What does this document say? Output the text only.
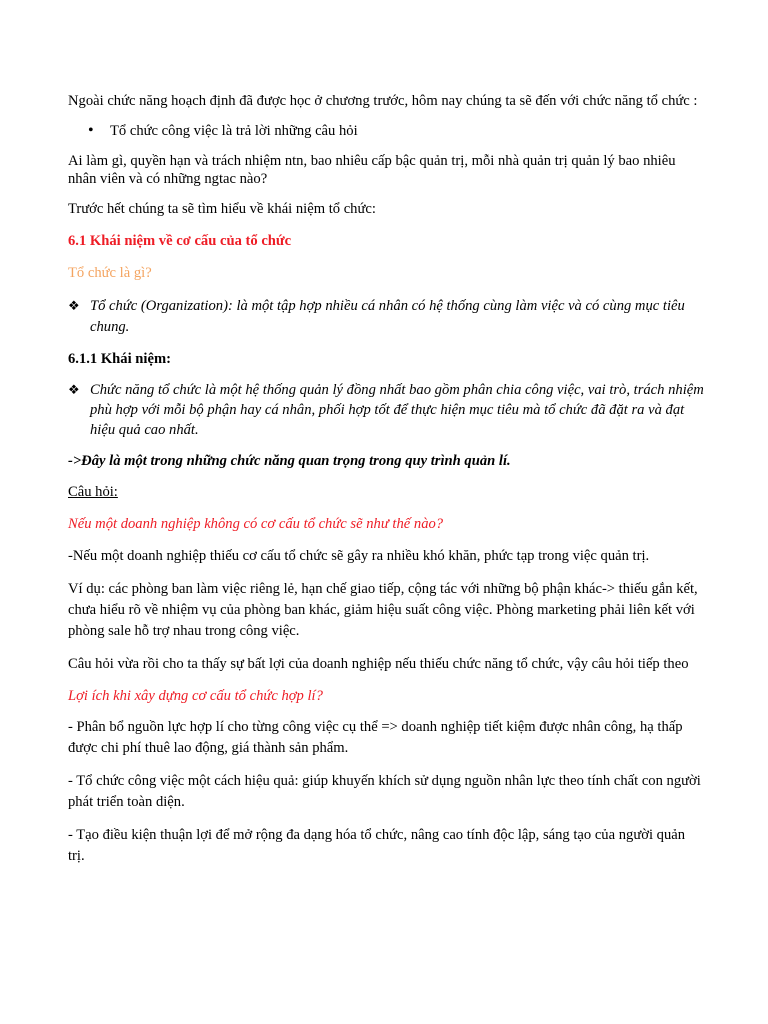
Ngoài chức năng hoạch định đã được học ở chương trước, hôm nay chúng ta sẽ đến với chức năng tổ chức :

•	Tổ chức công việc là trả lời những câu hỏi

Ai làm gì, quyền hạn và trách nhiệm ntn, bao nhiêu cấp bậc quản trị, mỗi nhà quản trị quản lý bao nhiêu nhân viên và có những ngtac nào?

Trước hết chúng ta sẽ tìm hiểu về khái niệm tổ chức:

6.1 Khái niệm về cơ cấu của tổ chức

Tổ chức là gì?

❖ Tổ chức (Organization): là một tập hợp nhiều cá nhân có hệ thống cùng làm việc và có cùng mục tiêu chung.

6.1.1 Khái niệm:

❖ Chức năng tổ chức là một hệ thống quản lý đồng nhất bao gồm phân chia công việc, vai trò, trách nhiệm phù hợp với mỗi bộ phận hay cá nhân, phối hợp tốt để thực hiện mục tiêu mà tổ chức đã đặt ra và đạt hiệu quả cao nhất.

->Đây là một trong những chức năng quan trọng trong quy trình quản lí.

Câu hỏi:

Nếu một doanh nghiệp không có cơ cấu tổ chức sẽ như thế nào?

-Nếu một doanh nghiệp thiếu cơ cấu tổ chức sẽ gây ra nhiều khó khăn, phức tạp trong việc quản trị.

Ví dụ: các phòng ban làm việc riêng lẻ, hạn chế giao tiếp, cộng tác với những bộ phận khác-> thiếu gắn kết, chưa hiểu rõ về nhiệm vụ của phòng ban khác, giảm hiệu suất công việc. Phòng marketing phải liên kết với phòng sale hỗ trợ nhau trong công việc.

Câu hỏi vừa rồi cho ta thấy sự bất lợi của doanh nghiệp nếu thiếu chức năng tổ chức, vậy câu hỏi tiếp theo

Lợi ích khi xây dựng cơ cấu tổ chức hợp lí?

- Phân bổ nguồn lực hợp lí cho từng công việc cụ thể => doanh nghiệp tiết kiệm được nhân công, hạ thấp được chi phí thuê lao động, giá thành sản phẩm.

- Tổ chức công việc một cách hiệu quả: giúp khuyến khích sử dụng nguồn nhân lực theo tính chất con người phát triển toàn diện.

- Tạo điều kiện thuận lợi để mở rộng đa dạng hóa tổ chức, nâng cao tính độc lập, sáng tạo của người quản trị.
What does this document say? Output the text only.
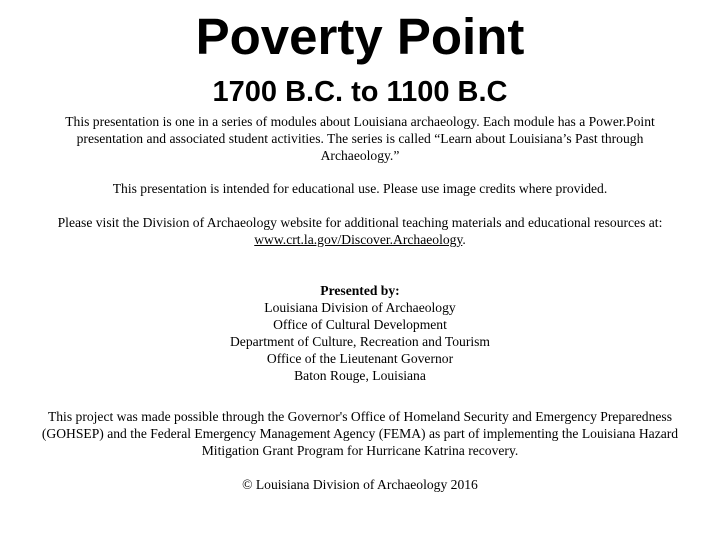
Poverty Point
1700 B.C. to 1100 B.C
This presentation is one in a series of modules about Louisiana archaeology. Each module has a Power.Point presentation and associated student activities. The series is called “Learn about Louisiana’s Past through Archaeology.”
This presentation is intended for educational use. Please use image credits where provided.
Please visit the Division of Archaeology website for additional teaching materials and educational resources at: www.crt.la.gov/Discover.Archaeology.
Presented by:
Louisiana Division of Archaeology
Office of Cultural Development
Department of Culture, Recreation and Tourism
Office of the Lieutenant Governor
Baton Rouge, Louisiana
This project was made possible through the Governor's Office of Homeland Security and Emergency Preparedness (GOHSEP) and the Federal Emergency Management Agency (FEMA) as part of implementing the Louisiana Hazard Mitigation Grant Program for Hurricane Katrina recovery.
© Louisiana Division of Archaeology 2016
━━━
> [Description of the task]:
From the data above, copy each line that has the string "hiệu".

> [Correct output]:
❖ Chức năng tổ chức là một hệ thống quản lý đồng nhất bao gồm phân chia công việc, vai trò, trách nhiệm phù hợp với mỗi bộ phận hay cá nhân, phối hợp tốt để thực hiện mục tiêu mà tổ chức đã đặt ra và đạt hiệu quả cao nhất.
Ví dụ: các phòng ban làm việc riêng lẻ, hạn chế giao tiếp, cộng tác với những bộ phận khác-> thiếu gắn kết, chưa hiểu rõ về nhiệm vụ của phòng ban khác, giảm hiệu suất công việc. Phòng marketing phải liên kết với phòng sale hỗ trợ nhau trong công việc.
- Tổ chức công việc một cách hiệu quả: giúp khuyến khích sử dụng nguồn nhân lực theo tính chất con người phát triển toàn diện.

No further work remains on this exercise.